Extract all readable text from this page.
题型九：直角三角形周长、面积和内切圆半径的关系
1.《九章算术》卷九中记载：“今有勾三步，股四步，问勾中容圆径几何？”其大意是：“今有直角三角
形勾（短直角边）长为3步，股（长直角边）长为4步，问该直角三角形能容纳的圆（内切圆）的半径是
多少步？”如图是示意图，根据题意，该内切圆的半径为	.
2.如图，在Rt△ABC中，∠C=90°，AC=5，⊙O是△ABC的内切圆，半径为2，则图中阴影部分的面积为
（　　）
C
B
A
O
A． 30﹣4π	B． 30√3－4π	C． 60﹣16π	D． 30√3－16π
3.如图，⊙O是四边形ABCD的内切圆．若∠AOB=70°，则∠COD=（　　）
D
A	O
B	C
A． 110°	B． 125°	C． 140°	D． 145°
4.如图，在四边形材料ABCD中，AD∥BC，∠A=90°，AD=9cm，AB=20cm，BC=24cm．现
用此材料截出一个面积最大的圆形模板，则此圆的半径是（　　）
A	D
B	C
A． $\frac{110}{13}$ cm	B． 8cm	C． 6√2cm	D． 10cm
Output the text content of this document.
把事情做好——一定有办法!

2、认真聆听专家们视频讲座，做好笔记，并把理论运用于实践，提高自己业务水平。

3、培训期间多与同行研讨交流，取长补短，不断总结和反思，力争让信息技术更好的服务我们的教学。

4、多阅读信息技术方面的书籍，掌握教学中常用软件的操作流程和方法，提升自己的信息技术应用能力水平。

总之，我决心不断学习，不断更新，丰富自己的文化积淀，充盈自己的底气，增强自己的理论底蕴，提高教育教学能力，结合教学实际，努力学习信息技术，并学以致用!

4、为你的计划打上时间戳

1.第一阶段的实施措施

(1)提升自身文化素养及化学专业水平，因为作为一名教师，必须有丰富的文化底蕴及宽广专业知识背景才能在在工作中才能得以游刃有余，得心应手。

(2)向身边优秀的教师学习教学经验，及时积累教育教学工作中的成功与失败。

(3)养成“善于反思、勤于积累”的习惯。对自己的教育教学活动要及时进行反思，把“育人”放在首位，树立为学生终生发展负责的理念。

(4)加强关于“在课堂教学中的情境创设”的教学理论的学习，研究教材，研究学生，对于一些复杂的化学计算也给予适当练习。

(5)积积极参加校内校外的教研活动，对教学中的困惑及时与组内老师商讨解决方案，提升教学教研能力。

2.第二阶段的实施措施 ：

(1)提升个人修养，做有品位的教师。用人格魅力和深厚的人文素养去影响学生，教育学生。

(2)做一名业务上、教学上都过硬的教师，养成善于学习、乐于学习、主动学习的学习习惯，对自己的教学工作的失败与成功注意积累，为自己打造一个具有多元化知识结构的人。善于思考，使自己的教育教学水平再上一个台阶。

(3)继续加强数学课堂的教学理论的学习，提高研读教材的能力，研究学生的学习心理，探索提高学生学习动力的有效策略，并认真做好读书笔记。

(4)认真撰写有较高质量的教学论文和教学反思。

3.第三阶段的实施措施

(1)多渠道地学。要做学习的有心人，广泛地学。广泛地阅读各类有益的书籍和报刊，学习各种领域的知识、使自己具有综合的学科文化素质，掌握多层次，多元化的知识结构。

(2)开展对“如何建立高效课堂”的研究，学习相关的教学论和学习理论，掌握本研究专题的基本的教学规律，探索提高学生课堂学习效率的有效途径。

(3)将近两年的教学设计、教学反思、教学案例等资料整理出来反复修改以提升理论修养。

### Written instruction
Repeat the line containing "Output the text content of this document." and all subsequent lines through the final line of the data, exactly and with no others.

### Result
Output the text content of this document.
把事情做好——一定有办法!

2、认真聆听专家们视频讲座，做好笔记，并把理论运用于实践，提高自己业务水平。

3、培训期间多与同行研讨交流，取长补短，不断总结和反思，力争让信息技术更好的服务我们的教学。

4、多阅读信息技术方面的书籍，掌握教学中常用软件的操作流程和方法，提升自己的信息技术应用能力水平。

总之，我决心不断学习，不断更新，丰富自己的文化积淀，充盈自己的底气，增强自己的理论底蕴，提高教育教学能力，结合教学实际，努力学习信息技术，并学以致用!

4、为你的计划打上时间戳

1.第一阶段的实施措施

(1)提升自身文化素养及化学专业水平，因为作为一名教师，必须有丰富的文化底蕴及宽广专业知识背景才能在在工作中才能得以游刃有余，得心应手。

(2)向身边优秀的教师学习教学经验，及时积累教育教学工作中的成功与失败。

(3)养成“善于反思、勤于积累”的习惯。对自己的教育教学活动要及时进行反思，把“育人”放在首位，树立为学生终生发展负责的理念。

(4)加强关于“在课堂教学中的情境创设”的教学理论的学习，研究教材，研究学生，对于一些复杂的化学计算也给予适当练习。

(5)积积极参加校内校外的教研活动，对教学中的困惑及时与组内老师商讨解决方案，提升教学教研能力。

2.第二阶段的实施措施 ：

(1)提升个人修养，做有品位的教师。用人格魅力和深厚的人文素养去影响学生，教育学生。

(2)做一名业务上、教学上都过硬的教师，养成善于学习、乐于学习、主动学习的学习习惯，对自己的教学工作的失败与成功注意积累，为自己打造一个具有多元化知识结构的人。善于思考，使自己的教育教学水平再上一个台阶。

(3)继续加强数学课堂的教学理论的学习，提高研读教材的能力，研究学生的学习心理，探索提高学生学习动力的有效策略，并认真做好读书笔记。

(4)认真撰写有较高质量的教学论文和教学反思。

3.第三阶段的实施措施

(1)多渠道地学。要做学习的有心人，广泛地学。广泛地阅读各类有益的书籍和报刊，学习各种领域的知识、使自己具有综合的学科文化素质，掌握多层次，多元化的知识结构。

(2)开展对“如何建立高效课堂”的研究，学习相关的教学论和学习理论，掌握本研究专题的基本的教学规律，探索提高学生课堂学习效率的有效途径。

(3)将近两年的教学设计、教学反思、教学案例等资料整理出来反复修改以提升理论修养。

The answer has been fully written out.